Dataset excerpts
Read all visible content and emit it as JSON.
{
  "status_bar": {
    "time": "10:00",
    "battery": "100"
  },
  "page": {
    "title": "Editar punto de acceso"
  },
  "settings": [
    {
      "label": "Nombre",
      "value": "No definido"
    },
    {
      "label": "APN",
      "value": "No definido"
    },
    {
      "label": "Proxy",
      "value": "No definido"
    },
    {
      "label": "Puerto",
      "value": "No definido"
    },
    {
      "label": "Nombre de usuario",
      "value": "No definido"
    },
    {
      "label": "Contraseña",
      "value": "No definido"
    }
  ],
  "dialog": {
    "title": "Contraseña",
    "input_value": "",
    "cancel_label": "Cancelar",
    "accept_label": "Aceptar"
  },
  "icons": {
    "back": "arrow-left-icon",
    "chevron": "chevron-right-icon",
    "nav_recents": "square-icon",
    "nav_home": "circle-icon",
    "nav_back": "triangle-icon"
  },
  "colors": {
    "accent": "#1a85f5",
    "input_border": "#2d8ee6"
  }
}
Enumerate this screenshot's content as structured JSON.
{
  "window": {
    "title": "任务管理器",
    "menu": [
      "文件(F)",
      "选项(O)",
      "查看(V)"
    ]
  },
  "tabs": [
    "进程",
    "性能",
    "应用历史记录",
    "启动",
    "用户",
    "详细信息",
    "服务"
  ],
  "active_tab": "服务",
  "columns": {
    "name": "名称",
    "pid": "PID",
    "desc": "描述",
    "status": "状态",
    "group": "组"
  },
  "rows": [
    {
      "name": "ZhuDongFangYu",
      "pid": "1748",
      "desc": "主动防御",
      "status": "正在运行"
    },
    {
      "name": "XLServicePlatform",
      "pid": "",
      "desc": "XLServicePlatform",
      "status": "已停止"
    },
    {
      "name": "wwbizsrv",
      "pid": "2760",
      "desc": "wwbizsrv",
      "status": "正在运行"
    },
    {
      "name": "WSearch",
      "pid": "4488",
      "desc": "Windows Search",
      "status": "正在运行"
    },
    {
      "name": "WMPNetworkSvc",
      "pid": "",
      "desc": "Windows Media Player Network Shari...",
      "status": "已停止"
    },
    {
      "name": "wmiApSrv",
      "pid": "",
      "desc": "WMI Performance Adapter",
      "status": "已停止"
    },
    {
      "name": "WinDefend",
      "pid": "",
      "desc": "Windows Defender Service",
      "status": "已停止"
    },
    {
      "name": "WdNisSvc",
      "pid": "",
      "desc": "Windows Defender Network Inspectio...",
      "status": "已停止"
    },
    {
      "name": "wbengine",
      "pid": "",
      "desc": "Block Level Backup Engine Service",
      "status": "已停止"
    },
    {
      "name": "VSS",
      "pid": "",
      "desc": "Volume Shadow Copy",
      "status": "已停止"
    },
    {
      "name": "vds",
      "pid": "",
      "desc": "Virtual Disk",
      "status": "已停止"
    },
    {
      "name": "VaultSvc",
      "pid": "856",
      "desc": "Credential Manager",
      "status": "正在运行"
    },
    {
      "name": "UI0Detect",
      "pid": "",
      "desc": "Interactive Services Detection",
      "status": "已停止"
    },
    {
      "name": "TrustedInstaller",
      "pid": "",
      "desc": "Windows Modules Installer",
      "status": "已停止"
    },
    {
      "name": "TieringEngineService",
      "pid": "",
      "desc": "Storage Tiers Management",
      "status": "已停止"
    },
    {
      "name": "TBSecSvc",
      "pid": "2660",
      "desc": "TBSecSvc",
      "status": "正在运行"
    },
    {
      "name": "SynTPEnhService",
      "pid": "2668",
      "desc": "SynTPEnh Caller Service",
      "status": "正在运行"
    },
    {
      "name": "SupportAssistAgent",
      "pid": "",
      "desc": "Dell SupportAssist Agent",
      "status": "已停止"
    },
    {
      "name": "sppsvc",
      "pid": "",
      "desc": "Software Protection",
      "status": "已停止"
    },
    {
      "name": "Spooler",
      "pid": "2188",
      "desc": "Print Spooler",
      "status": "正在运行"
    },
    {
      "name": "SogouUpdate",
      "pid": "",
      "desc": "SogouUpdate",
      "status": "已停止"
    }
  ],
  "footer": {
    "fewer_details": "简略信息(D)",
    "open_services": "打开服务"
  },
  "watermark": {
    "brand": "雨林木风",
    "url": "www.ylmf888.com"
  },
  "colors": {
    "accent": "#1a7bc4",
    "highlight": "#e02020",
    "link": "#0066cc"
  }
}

[WHAT THE EXERCISE ASKS] All of the entries above need to be reproduced exactly.

[OUTPUT OF THE EXERCISE]
Read all visible content and emit it as JSON.
{
  "status_bar": {
    "time": "10:00",
    "battery": "100"
  },
  "page": {
    "title": "Editar punto de acceso"
  },
  "settings": [
    {
      "label": "Nombre",
      "value": "No definido"
    },
    {
      "label": "APN",
      "value": "No definido"
    },
    {
      "label": "Proxy",
      "value": "No definido"
    },
    {
      "label": "Puerto",
      "value": "No definido"
    },
    {
      "label": "Nombre de usuario",
      "value": "No definido"
    },
    {
      "label": "Contraseña",
      "value": "No definido"
    }
  ],
  "dialog": {
    "title": "Contraseña",
    "input_value": "",
    "cancel_label": "Cancelar",
    "accept_label": "Aceptar"
  },
  "icons": {
    "back": "arrow-left-icon",
    "chevron": "chevron-right-icon",
    "nav_recents": "square-icon",
    "nav_home": "circle-icon",
    "nav_back": "triangle-icon"
  },
  "colors": {
    "accent": "#1a85f5",
    "input_border": "#2d8ee6"
  }
}
Enumerate this screenshot's content as structured JSON.
{
  "window": {
    "title": "任务管理器",
    "menu": [
      "文件(F)",
      "选项(O)",
      "查看(V)"
    ]
  },
  "tabs": [
    "进程",
    "性能",
    "应用历史记录",
    "启动",
    "用户",
    "详细信息",
    "服务"
  ],
  "active_tab": "服务",
  "columns": {
    "name": "名称",
    "pid": "PID",
    "desc": "描述",
    "status": "状态",
    "group": "组"
  },
  "rows": [
    {
      "name": "ZhuDongFangYu",
      "pid": "1748",
      "desc": "主动防御",
      "status": "正在运行"
    },
    {
      "name": "XLServicePlatform",
      "pid": "",
      "desc": "XLServicePlatform",
      "status": "已停止"
    },
    {
      "name": "wwbizsrv",
      "pid": "2760",
      "desc": "wwbizsrv",
      "status": "正在运行"
    },
    {
      "name": "WSearch",
      "pid": "4488",
      "desc": "Windows Search",
      "status": "正在运行"
    },
    {
      "name": "WMPNetworkSvc",
      "pid": "",
      "desc": "Windows Media Player Network Shari...",
      "status": "已停止"
    },
    {
      "name": "wmiApSrv",
      "pid": "",
      "desc": "WMI Performance Adapter",
      "status": "已停止"
    },
    {
      "name": "WinDefend",
      "pid": "",
      "desc": "Windows Defender Service",
      "status": "已停止"
    },
    {
      "name": "WdNisSvc",
      "pid": "",
      "desc": "Windows Defender Network Inspectio...",
      "status": "已停止"
    },
    {
      "name": "wbengine",
      "pid": "",
      "desc": "Block Level Backup Engine Service",
      "status": "已停止"
    },
    {
      "name": "VSS",
      "pid": "",
      "desc": "Volume Shadow Copy",
      "status": "已停止"
    },
    {
      "name": "vds",
      "pid": "",
      "desc": "Virtual Disk",
      "status": "已停止"
    },
    {
      "name": "VaultSvc",
      "pid": "856",
      "desc": "Credential Manager",
      "status": "正在运行"
    },
    {
      "name": "UI0Detect",
      "pid": "",
      "desc": "Interactive Services Detection",
      "status": "已停止"
    },
    {
      "name": "TrustedInstaller",
      "pid": "",
      "desc": "Windows Modules Installer",
      "status": "已停止"
    },
    {
      "name": "TieringEngineService",
      "pid": "",
      "desc": "Storage Tiers Management",
      "status": "已停止"
    },
    {
      "name": "TBSecSvc",
      "pid": "2660",
      "desc": "TBSecSvc",
      "status": "正在运行"
    },
    {
      "name": "SynTPEnhService",
      "pid": "2668",
      "desc": "SynTPEnh Caller Service",
      "status": "正在运行"
    },
    {
      "name": "SupportAssistAgent",
      "pid": "",
      "desc": "Dell SupportAssist Agent",
      "status": "已停止"
    },
    {
      "name": "sppsvc",
      "pid": "",
      "desc": "Software Protection",
      "status": "已停止"
    },
    {
      "name": "Spooler",
      "pid": "2188",
      "desc": "Print Spooler",
      "status": "正在运行"
    },
    {
      "name": "SogouUpdate",
      "pid": "",
      "desc": "SogouUpdate",
      "status": "已停止"
    }
  ],
  "footer": {
    "fewer_details": "简略信息(D)",
    "open_services": "打开服务"
  },
  "watermark": {
    "brand": "雨林木风",
    "url": "www.ylmf888.com"
  },
  "colors": {
    "accent": "#1a7bc4",
    "highlight": "#e02020",
    "link": "#0066cc"
  }
}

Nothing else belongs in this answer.